## GOAL OF THE EXERCISE
Transcribe every entry below word for word, but skip the pictures.

## Stored records
-*-
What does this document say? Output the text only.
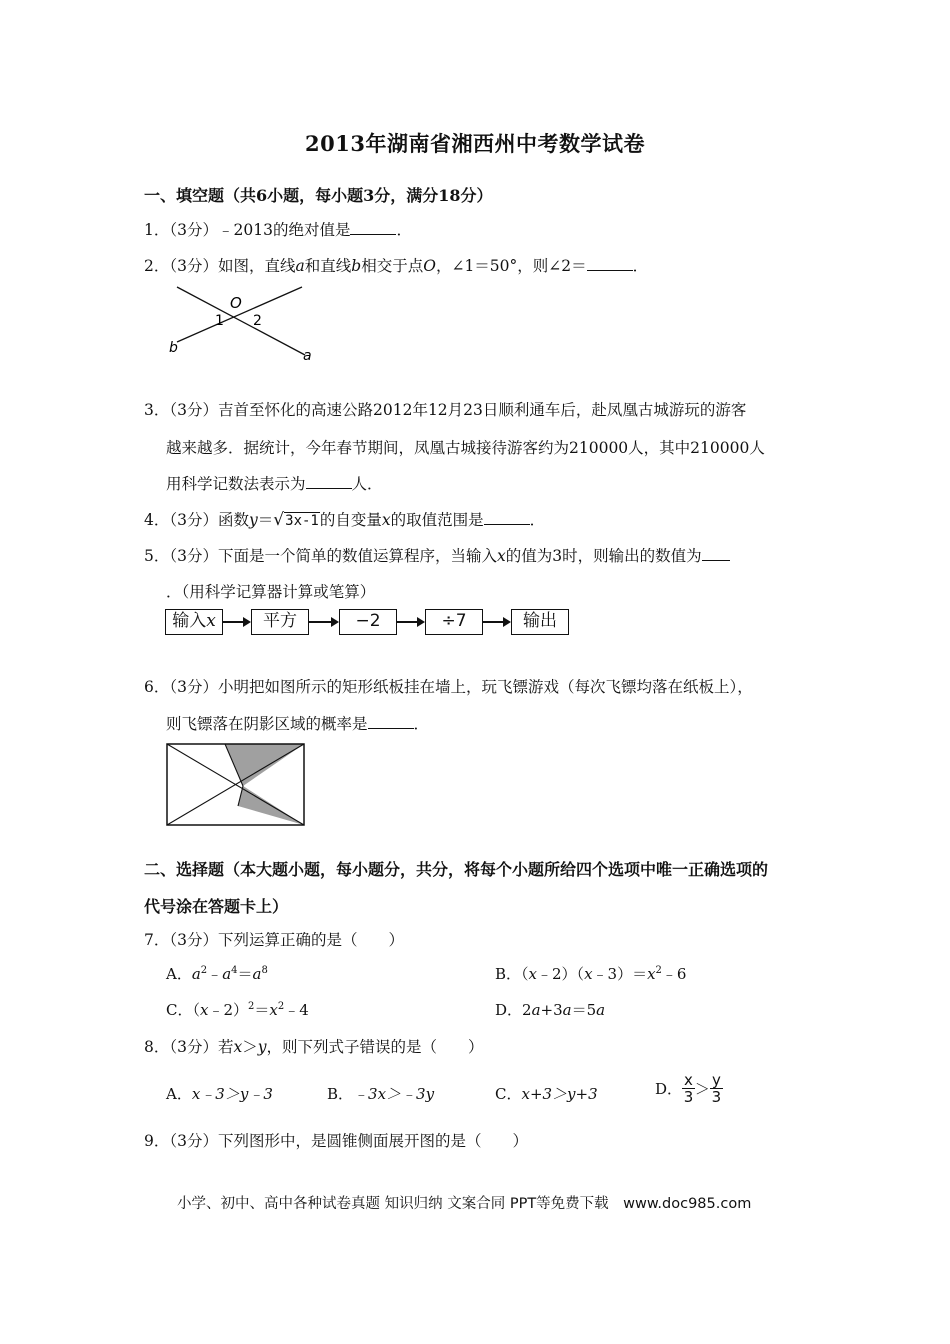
2013年湖南省湘西州中考数学试卷
一、填空题（共6小题，每小题3分，满分18分）
1．（3分）﹣2013的绝对值是	．
2．（3分）如图，直线a和直线b相交于点O，∠1＝50°，则∠2＝	．
O
1 2
a
b
3．（3分）吉首至怀化的高速公路2012年12月23日顺利通车后，赴凤凰古城游玩的游客
越来越多．据统计，今年春节期间，凤凰古城接待游客约为210000人，其中210000人
用科学记数法表示为	人．
4．（3分）函数y＝√3x-1的自变量x的取值范围是	．
5．（3分）下面是一个简单的数值运算程序，当输入x的值为3时，则输出的数值为
．（用科学记算器计算或笔算）
输入x	平方	−2	÷7	输出
6．（3分）小明把如图所示的矩形纸板挂在墙上，玩飞镖游戏（每次飞镖均落在纸板上），
则飞镖落在阴影区域的概率是	．
二、选择题（本大题小题，每小题分，共分，将每个小题所给四个选项中唯一正确选项的
代号涂在答题卡上）
7．（3分）下列运算正确的是（　　）
A．$a^2﹣a^4=a^8$	B．$(x﹣2)(x﹣3)=x^2﹣6$
C．$(x﹣2)^2=x^2﹣4$	D．2a+3a＝5a
8．（3分）若x＞y，则下列式子错误的是（　　）
A．x﹣3＞y﹣3	B．﹣3x＞﹣3y	C．x+3＞y+3	D． $\frac{x}{3} > \frac{y}{3}$
9．（3分）下列图形中，是圆锥侧面展开图的是（　　）
小学、初中、高中各种试卷真题 知识归纳 文案合同 PPT等免费下载　www.doc985.com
-*-
## TASK OUTPUT
What does this document say? Output the text only.
2013年湖南省湘西州中考数学试卷
一、填空题（共6小题，每小题3分，满分18分）
1．（3分）﹣2013的绝对值是	．
2．（3分）如图，直线a和直线b相交于点O，∠1＝50°，则∠2＝	．
O
1 2
a
b
3．（3分）吉首至怀化的高速公路2012年12月23日顺利通车后，赴凤凰古城游玩的游客
越来越多．据统计，今年春节期间，凤凰古城接待游客约为210000人，其中210000人
用科学记数法表示为	人．
4．（3分）函数y＝√3x-1的自变量x的取值范围是	．
5．（3分）下面是一个简单的数值运算程序，当输入x的值为3时，则输出的数值为
．（用科学记算器计算或笔算）
输入x	平方	−2	÷7	输出
6．（3分）小明把如图所示的矩形纸板挂在墙上，玩飞镖游戏（每次飞镖均落在纸板上），
则飞镖落在阴影区域的概率是	．
二、选择题（本大题小题，每小题分，共分，将每个小题所给四个选项中唯一正确选项的
代号涂在答题卡上）
7．（3分）下列运算正确的是（　　）
A．$a^2﹣a^4=a^8$	B．$(x﹣2)(x﹣3)=x^2﹣6$
C．$(x﹣2)^2=x^2﹣4$	D．2a+3a＝5a
8．（3分）若x＞y，则下列式子错误的是（　　）
A．x﹣3＞y﹣3	B．﹣3x＞﹣3y	C．x+3＞y+3	D． $\frac{x}{3} > \frac{y}{3}$
9．（3分）下列图形中，是圆锥侧面展开图的是（　　）
小学、初中、高中各种试卷真题 知识归纳 文案合同 PPT等免费下载　www.doc985.com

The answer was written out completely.